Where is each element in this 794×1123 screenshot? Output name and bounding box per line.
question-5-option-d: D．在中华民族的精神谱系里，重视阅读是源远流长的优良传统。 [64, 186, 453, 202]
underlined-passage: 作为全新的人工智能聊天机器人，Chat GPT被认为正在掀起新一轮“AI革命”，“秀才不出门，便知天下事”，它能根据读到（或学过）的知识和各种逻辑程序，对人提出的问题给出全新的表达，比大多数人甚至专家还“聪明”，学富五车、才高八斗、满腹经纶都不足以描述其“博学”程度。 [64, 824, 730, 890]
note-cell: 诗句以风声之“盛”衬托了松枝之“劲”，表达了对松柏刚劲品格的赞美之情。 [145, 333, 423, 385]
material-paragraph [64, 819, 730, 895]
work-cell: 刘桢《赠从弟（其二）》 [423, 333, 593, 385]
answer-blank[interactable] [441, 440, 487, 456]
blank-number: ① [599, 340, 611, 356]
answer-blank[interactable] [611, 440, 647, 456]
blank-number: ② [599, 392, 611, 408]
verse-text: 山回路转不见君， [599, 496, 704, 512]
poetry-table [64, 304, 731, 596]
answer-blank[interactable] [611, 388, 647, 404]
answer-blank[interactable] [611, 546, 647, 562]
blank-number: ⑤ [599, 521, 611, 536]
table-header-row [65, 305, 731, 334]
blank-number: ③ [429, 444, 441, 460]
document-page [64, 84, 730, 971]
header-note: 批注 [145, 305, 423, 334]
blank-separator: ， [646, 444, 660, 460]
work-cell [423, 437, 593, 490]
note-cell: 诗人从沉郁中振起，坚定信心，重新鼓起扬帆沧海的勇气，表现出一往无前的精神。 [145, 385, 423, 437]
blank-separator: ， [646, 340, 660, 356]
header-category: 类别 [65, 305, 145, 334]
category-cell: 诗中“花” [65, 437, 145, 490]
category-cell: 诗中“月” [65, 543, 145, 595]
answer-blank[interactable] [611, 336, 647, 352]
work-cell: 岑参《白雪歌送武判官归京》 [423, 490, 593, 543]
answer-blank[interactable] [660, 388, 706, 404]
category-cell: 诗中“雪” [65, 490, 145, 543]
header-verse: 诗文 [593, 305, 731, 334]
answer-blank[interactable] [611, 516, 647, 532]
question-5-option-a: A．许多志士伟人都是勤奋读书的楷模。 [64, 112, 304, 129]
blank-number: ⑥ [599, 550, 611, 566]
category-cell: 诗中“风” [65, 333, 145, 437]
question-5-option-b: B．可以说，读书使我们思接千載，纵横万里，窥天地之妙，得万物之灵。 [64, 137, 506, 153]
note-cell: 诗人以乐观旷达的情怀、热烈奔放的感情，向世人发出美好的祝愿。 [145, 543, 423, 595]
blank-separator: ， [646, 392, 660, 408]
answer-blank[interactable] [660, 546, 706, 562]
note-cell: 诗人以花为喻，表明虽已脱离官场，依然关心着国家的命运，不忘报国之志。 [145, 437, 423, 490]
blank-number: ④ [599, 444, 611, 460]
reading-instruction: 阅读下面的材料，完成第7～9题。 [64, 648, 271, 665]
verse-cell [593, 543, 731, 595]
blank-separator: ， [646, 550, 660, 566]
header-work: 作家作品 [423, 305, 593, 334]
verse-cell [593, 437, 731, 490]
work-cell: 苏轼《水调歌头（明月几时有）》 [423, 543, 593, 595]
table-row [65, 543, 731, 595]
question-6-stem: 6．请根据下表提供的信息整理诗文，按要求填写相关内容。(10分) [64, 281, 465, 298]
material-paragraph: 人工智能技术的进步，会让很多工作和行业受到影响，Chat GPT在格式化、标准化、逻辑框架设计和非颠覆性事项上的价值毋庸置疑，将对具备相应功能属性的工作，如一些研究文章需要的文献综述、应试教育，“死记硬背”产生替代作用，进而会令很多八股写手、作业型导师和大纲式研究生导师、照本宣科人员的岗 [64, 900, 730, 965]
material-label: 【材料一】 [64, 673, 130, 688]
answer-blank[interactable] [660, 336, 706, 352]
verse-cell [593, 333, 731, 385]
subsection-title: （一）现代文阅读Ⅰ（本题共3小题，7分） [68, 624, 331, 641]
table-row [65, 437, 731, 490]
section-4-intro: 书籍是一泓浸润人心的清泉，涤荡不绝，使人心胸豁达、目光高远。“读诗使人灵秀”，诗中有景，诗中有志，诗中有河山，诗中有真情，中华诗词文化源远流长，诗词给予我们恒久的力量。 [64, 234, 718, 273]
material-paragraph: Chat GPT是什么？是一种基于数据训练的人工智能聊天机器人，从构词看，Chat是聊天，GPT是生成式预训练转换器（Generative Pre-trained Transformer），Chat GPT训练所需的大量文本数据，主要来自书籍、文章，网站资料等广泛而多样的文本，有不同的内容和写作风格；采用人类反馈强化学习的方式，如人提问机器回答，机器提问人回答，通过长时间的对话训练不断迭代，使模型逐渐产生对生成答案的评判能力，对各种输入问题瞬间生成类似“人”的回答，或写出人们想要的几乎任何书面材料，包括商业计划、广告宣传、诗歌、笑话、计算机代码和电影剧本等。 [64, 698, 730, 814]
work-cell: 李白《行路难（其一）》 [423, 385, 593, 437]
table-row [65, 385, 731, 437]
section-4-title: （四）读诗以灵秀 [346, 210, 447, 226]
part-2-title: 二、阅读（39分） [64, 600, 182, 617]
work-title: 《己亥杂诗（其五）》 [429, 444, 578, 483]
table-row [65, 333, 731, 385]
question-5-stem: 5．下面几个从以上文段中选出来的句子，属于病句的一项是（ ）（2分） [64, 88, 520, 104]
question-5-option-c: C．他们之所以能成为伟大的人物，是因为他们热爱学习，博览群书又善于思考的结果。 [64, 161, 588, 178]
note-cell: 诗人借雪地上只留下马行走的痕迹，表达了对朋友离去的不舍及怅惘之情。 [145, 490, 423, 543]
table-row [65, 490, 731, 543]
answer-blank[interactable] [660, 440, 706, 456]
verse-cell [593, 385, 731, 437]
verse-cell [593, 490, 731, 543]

_Brief:_ Arrange the rows above as a Markdown table with the columns No. and Content, giving each row its number and its full line and leaving out any blank lines.

_Final result:_
| No. | Content |
|---|---|
| 1 | Where is each element in this 794×1123 screenshot? Output name and bounding box per line. |
| 2 | question-5-option-d: D．在中华民族的精神谱系里，重视阅读是源远流长的优良传统。 [64, 186, 453, 202] |
| 3 | underlined-passage: 作为全新的人工智能聊天机器人，Chat GPT被认为正在掀起新一轮“AI革命”，“秀才不出门，便知天下事”，它能根据读到（或学过）的知识和各种逻辑程序，对人提出的问题给出全新的表达，比大多数人甚至专家还“聪明”，学富五车、才高八斗、满腹经纶都不足以描述其“博学”程度。 [64, 824, 730, 890] |
| 4 | note-cell: 诗句以风声之“盛”衬托了松枝之“劲”，表达了对松柏刚劲品格的赞美之情。 [145, 333, 423, 385] |
| 5 | material-paragraph [64, 819, 730, 895] |
| 6 | work-cell: 刘桢《赠从弟（其二）》 [423, 333, 593, 385] |
| 7 | answer-blank[interactable] [441, 440, 487, 456] |
| 8 | blank-number: ① [599, 340, 611, 356] |
| 9 | answer-blank[interactable] [611, 440, 647, 456] |
| 10 | blank-number: ② [599, 392, 611, 408] |
| 11 | verse-text: 山回路转不见君， [599, 496, 704, 512] |
| 12 | poetry-table [64, 304, 731, 596] |
| 13 | answer-blank[interactable] [611, 388, 647, 404] |
| 14 | answer-blank[interactable] [611, 546, 647, 562] |
| 15 | blank-number: ⑤ [599, 521, 611, 536] |
| 16 | table-header-row [65, 305, 731, 334] |
| 17 | blank-number: ③ [429, 444, 441, 460] |
| 18 | document-page [64, 84, 730, 971] |
| 19 | header-note: 批注 [145, 305, 423, 334] |
| 20 | blank-separator: ， [646, 444, 660, 460] |
| 21 | work-cell [423, 437, 593, 490] |
| 22 | note-cell: 诗人从沉郁中振起，坚定信心，重新鼓起扬帆沧海的勇气，表现出一往无前的精神。 [145, 385, 423, 437] |
| 23 | blank-separator: ， [646, 340, 660, 356] |
| 24 | header-category: 类别 [65, 305, 145, 334] |
| 25 | category-cell: 诗中“花” [65, 437, 145, 490] |
| 26 | category-cell: 诗中“月” [65, 543, 145, 595] |
| 27 | answer-blank[interactable] [611, 336, 647, 352] |
| 28 | work-cell: 岑参《白雪歌送武判官归京》 [423, 490, 593, 543] |
| 29 | answer-blank[interactable] [660, 388, 706, 404] |
| 30 | category-cell: 诗中“雪” [65, 490, 145, 543] |
| 31 | header-verse: 诗文 [593, 305, 731, 334] |
| 32 | answer-blank[interactable] [611, 516, 647, 532] |
| 33 | question-5-option-a: A．许多志士伟人都是勤奋读书的楷模。 [64, 112, 304, 129] |
| 34 | blank-number: ⑥ [599, 550, 611, 566] |
| 35 | category-cell: 诗中“风” [65, 333, 145, 437] |
| 36 | question-5-option-b: B．可以说，读书使我们思接千載，纵横万里，窥天地之妙，得万物之灵。 [64, 137, 506, 153] |
| 37 | note-cell: 诗人以乐观旷达的情怀、热烈奔放的感情，向世人发出美好的祝愿。 [145, 543, 423, 595] |
| 38 | blank-separator: ， [646, 392, 660, 408] |
| 39 | answer-blank[interactable] [660, 546, 706, 562] |
| 40 | note-cell: 诗人以花为喻，表明虽已脱离官场，依然关心着国家的命运，不忘报国之志。 [145, 437, 423, 490] |
| 41 | blank-number: ④ [599, 444, 611, 460] |
| 42 | reading-instruction: 阅读下面的材料，完成第7～9题。 [64, 648, 271, 665] |
| 43 | verse-cell [593, 543, 731, 595] |
| 44 | blank-separator: ， [646, 550, 660, 566] |
| 45 | header-work: 作家作品 [423, 305, 593, 334] |
| 46 | verse-cell [593, 437, 731, 490] |
| 47 | work-cell: 苏轼《水调歌头（明月几时有）》 [423, 543, 593, 595] |
| 48 | table-row [65, 543, 731, 595] |
| 49 | question-6-stem: 6．请根据下表提供的信息整理诗文，按要求填写相关内容。(10分) [64, 281, 465, 298] |
| 50 | material-paragraph: 人工智能技术的进步，会让很多工作和行业受到影响，Chat GPT在格式化、标准化、逻辑框架设计和非颠覆性事项上的价值毋庸置疑，将对具备相应功能属性的工作，如一些研究文章需要的文献综述、应试教育，“死记硬背”产生替代作用，进而会令很多八股写手、作业型导师和大纲式研究生导师、照本宣科人员的岗 [64, 900, 730, 965] |
| 51 | material-label: 【材料一】 [64, 673, 130, 688] |
| 52 | answer-blank[interactable] [660, 336, 706, 352] |
| 53 | verse-cell [593, 333, 731, 385] |
| 54 | subsection-title: （一）现代文阅读Ⅰ（本题共3小题，7分） [68, 624, 331, 641] |
| 55 | table-row [65, 437, 731, 490] |
| 56 | section-4-intro: 书籍是一泓浸润人心的清泉，涤荡不绝，使人心胸豁达、目光高远。“读诗使人灵秀”，诗中有景，诗中有志，诗中有河山，诗中有真情，中华诗词文化源远流长，诗词给予我们恒久的力量。 [64, 234, 718, 273] |
| 57 | material-paragraph: Chat GPT是什么？是一种基于数据训练的人工智能聊天机器人，从构词看，Chat是聊天，GPT是生成式预训练转换器（Generative Pre-trained Transformer），Chat GPT训练所需的大量文本数据，主要来自书籍、文章，网站资料等广泛而多样的文本，有不同的内容和写作风格；采用人类反馈强化学习的方式，如人提问机器回答，机器提问人回答，通过长时间的对话训练不断迭代，使模型逐渐产生对生成答案的评判能力，对各种输入问题瞬间生成类似“人”的回答，或写出人们想要的几乎任何书面材料，包括商业计划、广告宣传、诗歌、笑话、计算机代码和电影剧本等。 [64, 698, 730, 814] |
| 58 | work-cell: 李白《行路难（其一）》 [423, 385, 593, 437] |
| 59 | table-row [65, 385, 731, 437] |
| 60 | section-4-title: （四）读诗以灵秀 [346, 210, 447, 226] |
| 61 | part-2-title: 二、阅读（39分） [64, 600, 182, 617] |
| 62 | work-title: 《己亥杂诗（其五）》 [429, 444, 578, 483] |
| 63 | table-row [65, 333, 731, 385] |
| 64 | question-5-stem: 5．下面几个从以上文段中选出来的句子，属于病句的一项是（ ）（2分） [64, 88, 520, 104] |
| 65 | question-5-option-c: C．他们之所以能成为伟大的人物，是因为他们热爱学习，博览群书又善于思考的结果。 [64, 161, 588, 178] |
| 66 | note-cell: 诗人借雪地上只留下马行走的痕迹，表达了对朋友离去的不舍及怅惘之情。 [145, 490, 423, 543] |
| 67 | table-row [65, 490, 731, 543] |
| 68 | answer-blank[interactable] [660, 440, 706, 456] |
| 69 | verse-cell [593, 385, 731, 437] |
| 70 | verse-cell [593, 490, 731, 543] |